▸ **Work to do**
Copy every entry exactly as given, minus the images.

Saved data entries:

■ ■ ■ ■ ■

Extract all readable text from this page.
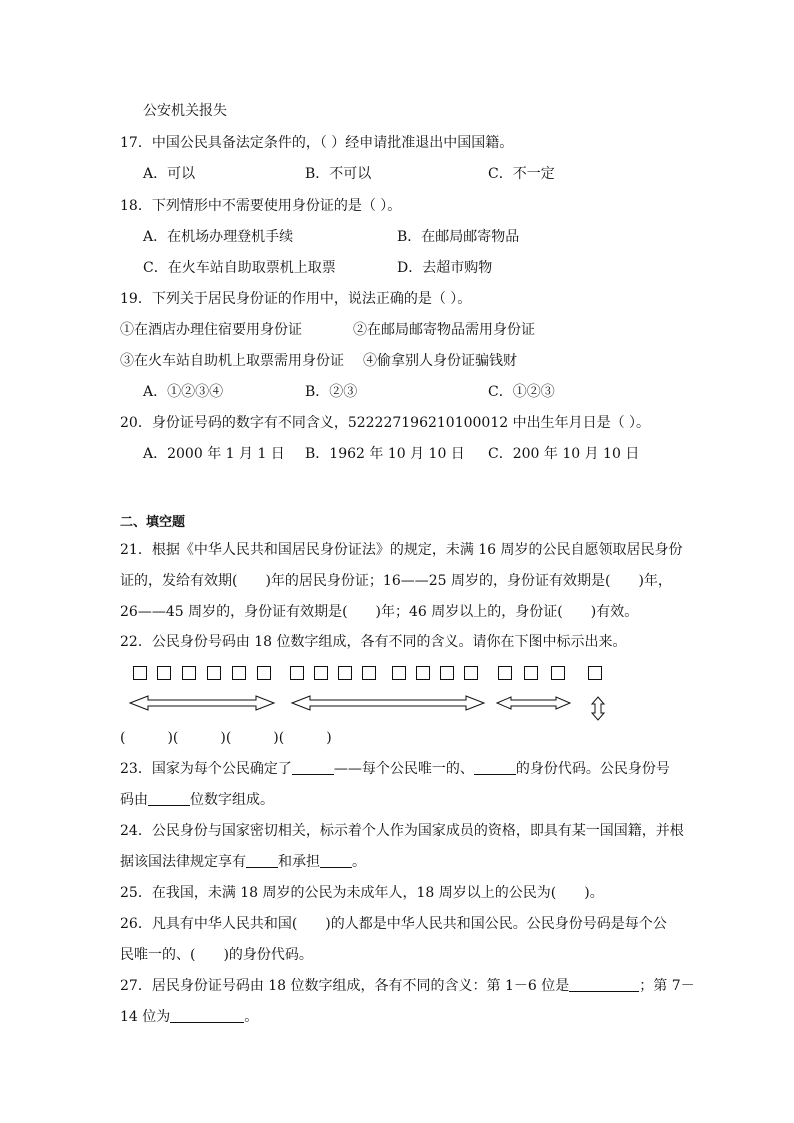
公安机关报失
17．中国公民具备法定条件的，（ ）经申请批准退出中国国籍。
A．可以	B．不可以	C．不一定
18．下列情形中不需要使用身份证的是（ ）。
A．在机场办理登机手续	B．在邮局邮寄物品
C．在火车站自助取票机上取票	D．去超市购物
19．下列关于居民身份证的作用中，说法正确的是（ ）。
①在酒店办理住宿要用身份证	②在邮局邮寄物品需用身份证
③在火车站自助机上取票需用身份证 ④偷拿别人身份证骗钱财
A．①②③④	B．②③	C．①②③
20．身份证号码的数字有不同含义，522227196210100012 中出生年月日是（ ）。
A．2000 年 1 月 1 日 B．1962 年 10 月 10 日 C．200 年 10 月 10 日
二、填空题
21．根据《中华人民共和国居民身份证法》的规定，未满 16 周岁的公民自愿领取居民身份
证的，发给有效期(　　)年的居民身份证；16——25 周岁的，身份证有效期是(　　)年，
26——45 周岁的，身份证有效期是(　　)年；46 周岁以上的，身份证(　　)有效。
22．公民身份号码由 18 位数字组成，各有不同的含义。请你在下图中标示出来。
(　　　)(　　　)(　　　)(　　　)
23．国家为每个公民确定了	——每个公民唯一的、	的身份代码。公民身份号
码由	位数字组成。
24．公民身份与国家密切相关，标示着个人作为国家成员的资格，即具有某一国国籍，并根
据该国法律规定享有 和承担 。
25．在我国，未满 18 周岁的公民为未成年人，18 周岁以上的公民为(　　)。
26．凡具有中华人民共和国(　　)的人都是中华人民共和国公民。公民身份号码是每个公
民唯一的、(　　)的身份代码。
27．居民身份证号码由 18 位数字组成，各有不同的含义：第 1－6 位是	；第 7－
14 位为	。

■ ■ ■ ■ ■

▸ **Result of the task**
Extract all readable text from this page.
公安机关报失
17．中国公民具备法定条件的，（ ）经申请批准退出中国国籍。
A．可以	B．不可以	C．不一定
18．下列情形中不需要使用身份证的是（ ）。
A．在机场办理登机手续	B．在邮局邮寄物品
C．在火车站自助取票机上取票	D．去超市购物
19．下列关于居民身份证的作用中，说法正确的是（ ）。
①在酒店办理住宿要用身份证	②在邮局邮寄物品需用身份证
③在火车站自助机上取票需用身份证 ④偷拿别人身份证骗钱财
A．①②③④	B．②③	C．①②③
20．身份证号码的数字有不同含义，522227196210100012 中出生年月日是（ ）。
A．2000 年 1 月 1 日 B．1962 年 10 月 10 日 C．200 年 10 月 10 日
二、填空题
21．根据《中华人民共和国居民身份证法》的规定，未满 16 周岁的公民自愿领取居民身份
证的，发给有效期(　　)年的居民身份证；16——25 周岁的，身份证有效期是(　　)年，
26——45 周岁的，身份证有效期是(　　)年；46 周岁以上的，身份证(　　)有效。
22．公民身份号码由 18 位数字组成，各有不同的含义。请你在下图中标示出来。
(　　　)(　　　)(　　　)(　　　)
23．国家为每个公民确定了	——每个公民唯一的、	的身份代码。公民身份号
码由	位数字组成。
24．公民身份与国家密切相关，标示着个人作为国家成员的资格，即具有某一国国籍，并根
据该国法律规定享有 和承担 。
25．在我国，未满 18 周岁的公民为未成年人，18 周岁以上的公民为(　　)。
26．凡具有中华人民共和国(　　)的人都是中华人民共和国公民。公民身份号码是每个公
民唯一的、(　　)的身份代码。
27．居民身份证号码由 18 位数字组成，各有不同的含义：第 1－6 位是	；第 7－
14 位为	。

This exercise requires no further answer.